- [Exercise instructions]: Find the lines of data that contain the string "biernej", then list them.

--- begin Data rows ---

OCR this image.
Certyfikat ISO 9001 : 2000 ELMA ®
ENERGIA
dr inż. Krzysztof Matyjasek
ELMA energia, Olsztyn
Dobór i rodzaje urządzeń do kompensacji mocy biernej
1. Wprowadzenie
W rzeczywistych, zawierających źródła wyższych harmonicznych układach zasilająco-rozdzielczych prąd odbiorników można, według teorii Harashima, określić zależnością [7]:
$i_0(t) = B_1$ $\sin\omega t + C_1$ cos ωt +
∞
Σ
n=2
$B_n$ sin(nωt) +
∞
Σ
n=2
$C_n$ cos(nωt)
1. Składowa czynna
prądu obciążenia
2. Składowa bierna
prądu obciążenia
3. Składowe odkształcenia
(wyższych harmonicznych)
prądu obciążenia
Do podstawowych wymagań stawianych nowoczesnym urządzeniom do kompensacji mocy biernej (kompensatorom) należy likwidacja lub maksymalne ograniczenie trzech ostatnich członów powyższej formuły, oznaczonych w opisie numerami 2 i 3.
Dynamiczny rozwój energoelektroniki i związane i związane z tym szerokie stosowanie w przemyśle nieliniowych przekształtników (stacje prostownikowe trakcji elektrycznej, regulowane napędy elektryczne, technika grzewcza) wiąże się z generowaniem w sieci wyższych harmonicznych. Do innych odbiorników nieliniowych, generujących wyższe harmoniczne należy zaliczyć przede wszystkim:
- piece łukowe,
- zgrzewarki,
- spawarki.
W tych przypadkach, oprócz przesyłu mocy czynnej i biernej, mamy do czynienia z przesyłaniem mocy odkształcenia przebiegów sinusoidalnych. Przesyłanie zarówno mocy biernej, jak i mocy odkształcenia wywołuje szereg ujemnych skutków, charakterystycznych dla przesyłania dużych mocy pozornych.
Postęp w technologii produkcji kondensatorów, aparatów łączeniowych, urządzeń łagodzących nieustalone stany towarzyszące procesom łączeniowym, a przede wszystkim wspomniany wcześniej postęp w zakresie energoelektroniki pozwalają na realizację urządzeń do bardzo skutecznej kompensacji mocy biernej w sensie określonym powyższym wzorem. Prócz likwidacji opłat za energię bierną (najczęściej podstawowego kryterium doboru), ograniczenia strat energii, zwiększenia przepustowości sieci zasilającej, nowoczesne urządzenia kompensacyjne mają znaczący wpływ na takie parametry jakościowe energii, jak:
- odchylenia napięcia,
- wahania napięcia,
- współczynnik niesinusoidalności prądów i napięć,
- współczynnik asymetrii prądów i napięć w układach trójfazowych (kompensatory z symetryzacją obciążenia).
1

--- end Data rows ---
--- begin Data rows ---

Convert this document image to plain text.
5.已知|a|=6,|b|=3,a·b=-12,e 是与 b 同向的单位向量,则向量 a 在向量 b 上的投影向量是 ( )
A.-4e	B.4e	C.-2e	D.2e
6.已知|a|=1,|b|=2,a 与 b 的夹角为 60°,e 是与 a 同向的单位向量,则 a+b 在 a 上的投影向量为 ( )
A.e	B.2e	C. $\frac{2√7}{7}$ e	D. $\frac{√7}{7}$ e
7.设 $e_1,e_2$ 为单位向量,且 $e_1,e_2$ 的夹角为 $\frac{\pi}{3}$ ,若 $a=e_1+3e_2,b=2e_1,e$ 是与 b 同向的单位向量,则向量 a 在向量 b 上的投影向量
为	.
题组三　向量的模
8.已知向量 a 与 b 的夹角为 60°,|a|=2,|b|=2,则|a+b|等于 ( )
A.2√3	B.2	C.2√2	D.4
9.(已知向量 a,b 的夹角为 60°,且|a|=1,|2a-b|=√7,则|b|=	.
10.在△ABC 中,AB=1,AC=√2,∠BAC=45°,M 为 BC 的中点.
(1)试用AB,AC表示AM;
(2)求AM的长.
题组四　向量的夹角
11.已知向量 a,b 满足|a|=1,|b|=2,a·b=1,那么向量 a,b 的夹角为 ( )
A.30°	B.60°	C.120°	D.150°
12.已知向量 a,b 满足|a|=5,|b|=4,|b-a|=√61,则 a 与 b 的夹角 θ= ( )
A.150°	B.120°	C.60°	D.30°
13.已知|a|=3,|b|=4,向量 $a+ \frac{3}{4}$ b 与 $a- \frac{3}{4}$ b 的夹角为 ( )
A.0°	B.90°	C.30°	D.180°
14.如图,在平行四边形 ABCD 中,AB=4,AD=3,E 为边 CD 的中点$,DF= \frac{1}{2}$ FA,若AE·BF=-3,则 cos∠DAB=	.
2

--- end Data rows ---

- [Solution to the problem]:
Dobór i rodzaje urządzeń do kompensacji mocy biernej
Do podstawowych wymagań stawianych nowoczesnym urządzeniom do kompensacji mocy biernej (kompensatorom) należy likwidacja lub maksymalne ograniczenie trzech ostatnich członów powyższej formuły, oznaczonych w opisie numerami 2 i 3.
W tych przypadkach, oprócz przesyłu mocy czynnej i biernej, mamy do czynienia z przesyłaniem mocy odkształcenia przebiegów sinusoidalnych. Przesyłanie zarówno mocy biernej, jak i mocy odkształcenia wywołuje szereg ujemnych skutków, charakterystycznych dla przesyłania dużych mocy pozornych.
Postęp w technologii produkcji kondensatorów, aparatów łączeniowych, urządzeń łagodzących nieustalone stany towarzyszące procesom łączeniowym, a przede wszystkim wspomniany wcześniej postęp w zakresie energoelektroniki pozwalają na realizację urządzeń do bardzo skutecznej kompensacji mocy biernej w sensie określonym powyższym wzorem. Prócz likwidacji opłat za energię bierną (najczęściej podstawowego kryterium doboru), ograniczenia strat energii, zwiększenia przepustowości sieci zasilającej, nowoczesne urządzenia kompensacyjne mają znaczący wpływ na takie parametry jakościowe energii, jak:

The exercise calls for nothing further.